A block of data
============
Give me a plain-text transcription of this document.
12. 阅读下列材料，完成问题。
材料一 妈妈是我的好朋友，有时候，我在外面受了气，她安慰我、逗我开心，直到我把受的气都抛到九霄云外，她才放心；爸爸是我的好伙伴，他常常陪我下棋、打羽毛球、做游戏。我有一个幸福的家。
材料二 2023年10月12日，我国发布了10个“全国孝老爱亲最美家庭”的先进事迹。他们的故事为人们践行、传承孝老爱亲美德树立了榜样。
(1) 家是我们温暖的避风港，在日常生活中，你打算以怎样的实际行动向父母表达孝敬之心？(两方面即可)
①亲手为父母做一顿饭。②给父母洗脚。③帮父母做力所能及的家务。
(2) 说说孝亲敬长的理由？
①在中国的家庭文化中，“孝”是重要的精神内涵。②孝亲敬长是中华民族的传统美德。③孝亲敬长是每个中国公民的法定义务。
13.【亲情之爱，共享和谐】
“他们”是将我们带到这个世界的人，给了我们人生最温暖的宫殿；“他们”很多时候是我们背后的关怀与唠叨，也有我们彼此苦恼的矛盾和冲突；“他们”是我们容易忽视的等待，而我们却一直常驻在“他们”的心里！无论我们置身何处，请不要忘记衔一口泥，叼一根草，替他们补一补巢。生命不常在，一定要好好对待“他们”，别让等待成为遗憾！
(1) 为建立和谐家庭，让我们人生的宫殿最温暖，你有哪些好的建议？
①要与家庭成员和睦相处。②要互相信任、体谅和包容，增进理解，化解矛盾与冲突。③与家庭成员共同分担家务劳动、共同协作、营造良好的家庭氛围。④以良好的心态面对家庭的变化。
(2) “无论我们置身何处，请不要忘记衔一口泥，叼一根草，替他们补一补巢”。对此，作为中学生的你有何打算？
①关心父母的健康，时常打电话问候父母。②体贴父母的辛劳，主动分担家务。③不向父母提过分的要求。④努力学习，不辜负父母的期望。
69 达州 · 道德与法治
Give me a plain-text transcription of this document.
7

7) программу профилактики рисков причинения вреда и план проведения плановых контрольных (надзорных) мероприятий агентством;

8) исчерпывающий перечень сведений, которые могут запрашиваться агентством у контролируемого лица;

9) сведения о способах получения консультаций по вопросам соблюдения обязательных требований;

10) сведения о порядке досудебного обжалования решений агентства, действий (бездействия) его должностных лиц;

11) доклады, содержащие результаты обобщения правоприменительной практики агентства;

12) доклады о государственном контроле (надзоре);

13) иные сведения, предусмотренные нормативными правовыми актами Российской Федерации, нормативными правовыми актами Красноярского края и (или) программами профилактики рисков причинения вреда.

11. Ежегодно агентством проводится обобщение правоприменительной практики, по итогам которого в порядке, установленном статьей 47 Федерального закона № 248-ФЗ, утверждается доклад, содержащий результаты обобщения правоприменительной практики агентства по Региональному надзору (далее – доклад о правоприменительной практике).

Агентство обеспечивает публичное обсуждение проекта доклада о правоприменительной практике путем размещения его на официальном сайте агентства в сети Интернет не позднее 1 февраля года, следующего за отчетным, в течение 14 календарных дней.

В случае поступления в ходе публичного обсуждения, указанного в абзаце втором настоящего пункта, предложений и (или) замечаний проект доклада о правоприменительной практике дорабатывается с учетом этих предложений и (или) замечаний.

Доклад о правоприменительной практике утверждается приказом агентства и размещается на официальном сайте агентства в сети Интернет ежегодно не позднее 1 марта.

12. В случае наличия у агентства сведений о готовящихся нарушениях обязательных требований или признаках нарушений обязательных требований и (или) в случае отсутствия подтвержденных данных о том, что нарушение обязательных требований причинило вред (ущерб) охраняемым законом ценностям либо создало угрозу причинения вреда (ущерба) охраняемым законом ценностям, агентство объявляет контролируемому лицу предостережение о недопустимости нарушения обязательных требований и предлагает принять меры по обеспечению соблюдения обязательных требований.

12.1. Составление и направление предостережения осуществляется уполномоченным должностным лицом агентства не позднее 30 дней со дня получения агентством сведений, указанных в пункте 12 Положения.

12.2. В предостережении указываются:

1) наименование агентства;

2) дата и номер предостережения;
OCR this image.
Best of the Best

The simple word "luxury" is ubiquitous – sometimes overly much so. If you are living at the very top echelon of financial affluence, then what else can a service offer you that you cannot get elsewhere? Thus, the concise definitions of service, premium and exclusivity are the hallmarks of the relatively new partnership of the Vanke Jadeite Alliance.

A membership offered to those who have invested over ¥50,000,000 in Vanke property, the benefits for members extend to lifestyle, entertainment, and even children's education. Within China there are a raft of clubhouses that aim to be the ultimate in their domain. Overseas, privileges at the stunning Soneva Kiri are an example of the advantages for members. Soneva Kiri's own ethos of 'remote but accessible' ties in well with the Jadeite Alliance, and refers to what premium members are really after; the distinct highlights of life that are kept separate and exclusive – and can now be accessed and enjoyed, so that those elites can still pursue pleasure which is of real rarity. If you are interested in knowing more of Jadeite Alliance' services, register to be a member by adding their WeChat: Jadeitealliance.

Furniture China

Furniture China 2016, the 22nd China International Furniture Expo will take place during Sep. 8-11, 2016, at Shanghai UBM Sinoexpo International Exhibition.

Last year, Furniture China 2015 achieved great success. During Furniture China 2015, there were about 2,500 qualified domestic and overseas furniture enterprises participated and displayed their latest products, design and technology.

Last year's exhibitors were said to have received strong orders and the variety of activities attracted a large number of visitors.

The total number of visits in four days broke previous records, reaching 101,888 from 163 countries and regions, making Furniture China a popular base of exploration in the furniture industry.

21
============
- _THE TASK_: Look through the material and copy each line that has "number".

- _RESULT BELOW_:
Last year's exhibitors were said to have received strong orders and the variety of activities attracted a large number of visitors.
The total number of visits in four days broke previous records, reaching 101,888 from 163 countries and regions, making Furniture China a popular base of exploration in the furniture industry.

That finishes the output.